(INSTRUCTIONS TO FOLLOW) Copy out the material below in full, but not its images.

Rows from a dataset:
★ ★ ★ ★ ★
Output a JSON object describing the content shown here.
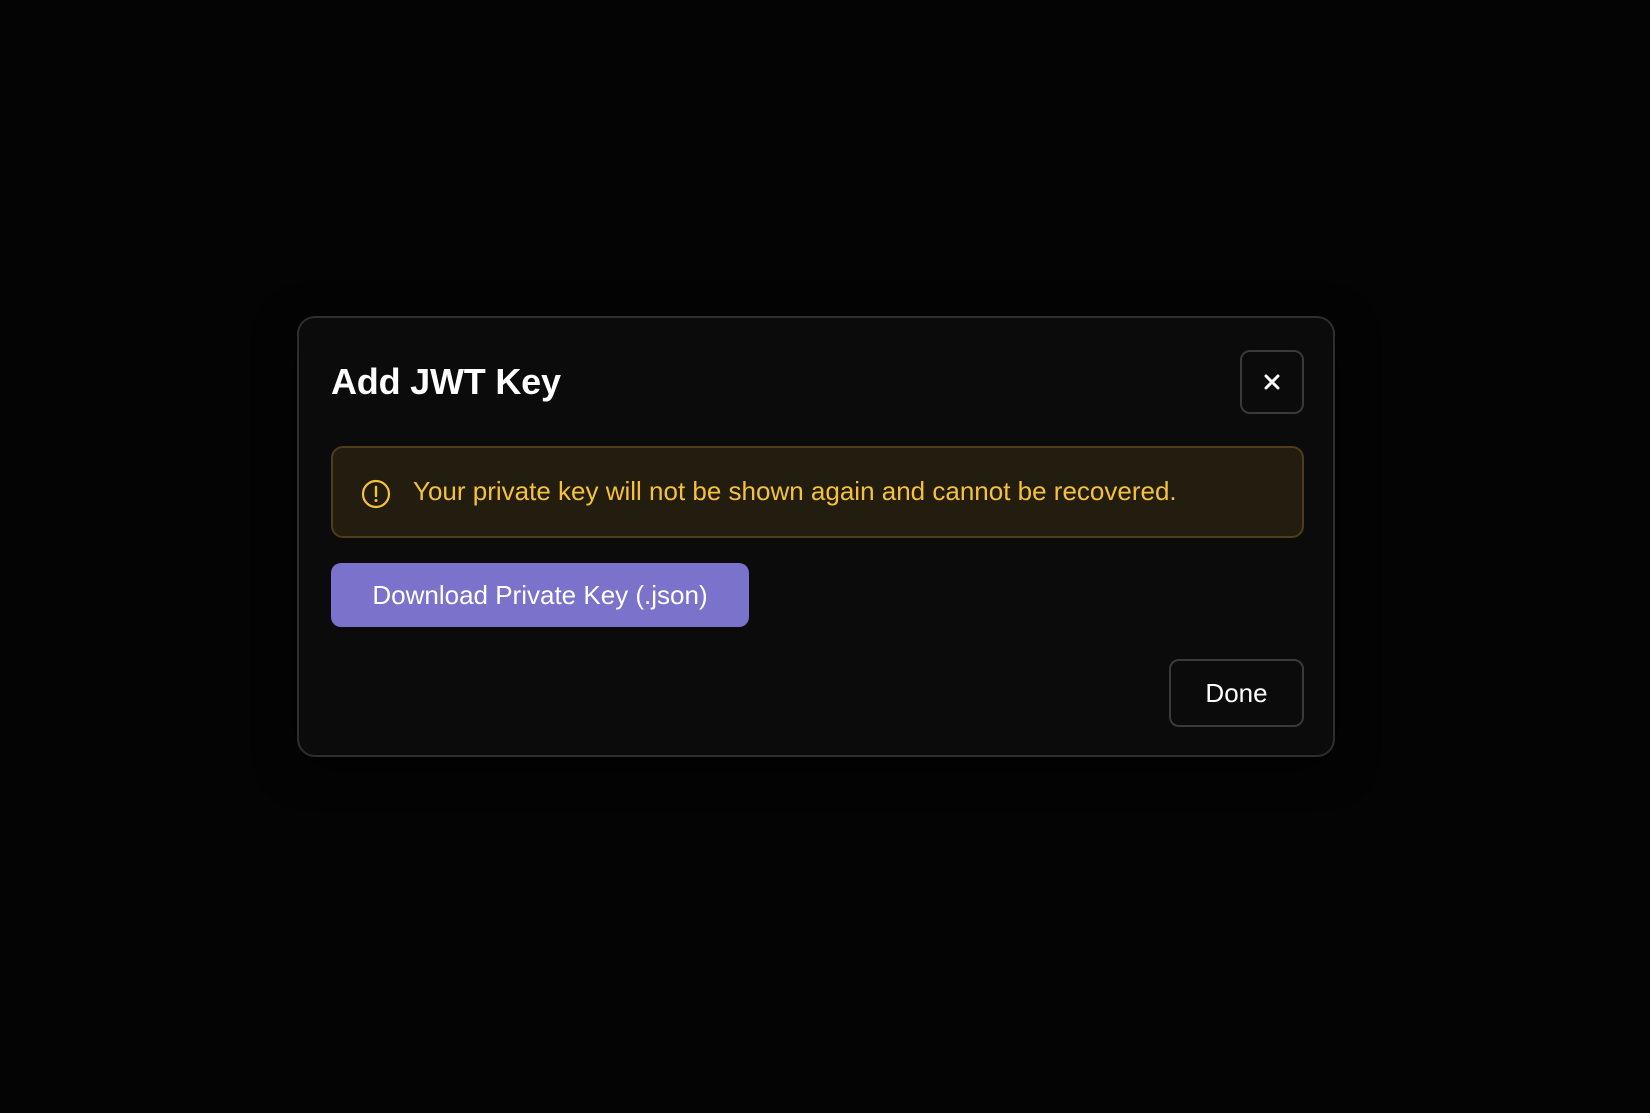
{
  "dialog": {
    "title": "Add JWT Key",
    "close_icon": "close-icon",
    "warning": {
      "icon": "alert-circle-icon",
      "text": "Your private key will not be shown again and cannot be recovered.",
      "color": "#f5c13a",
      "background": "#231d10"
    },
    "download_button_label": "Download Private Key (.json)",
    "download_button_color": "#7b72cc",
    "done_button_label": "Done"
  }
}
★ ★ ★ ★ ★
(COMPLETE ANSWER)
Output a JSON object describing the content shown here.
{
  "dialog": {
    "title": "Add JWT Key",
    "close_icon": "close-icon",
    "warning": {
      "icon": "alert-circle-icon",
      "text": "Your private key will not be shown again and cannot be recovered.",
      "color": "#f5c13a",
      "background": "#231d10"
    },
    "download_button_label": "Download Private Key (.json)",
    "download_button_color": "#7b72cc",
    "done_button_label": "Done"
  }
}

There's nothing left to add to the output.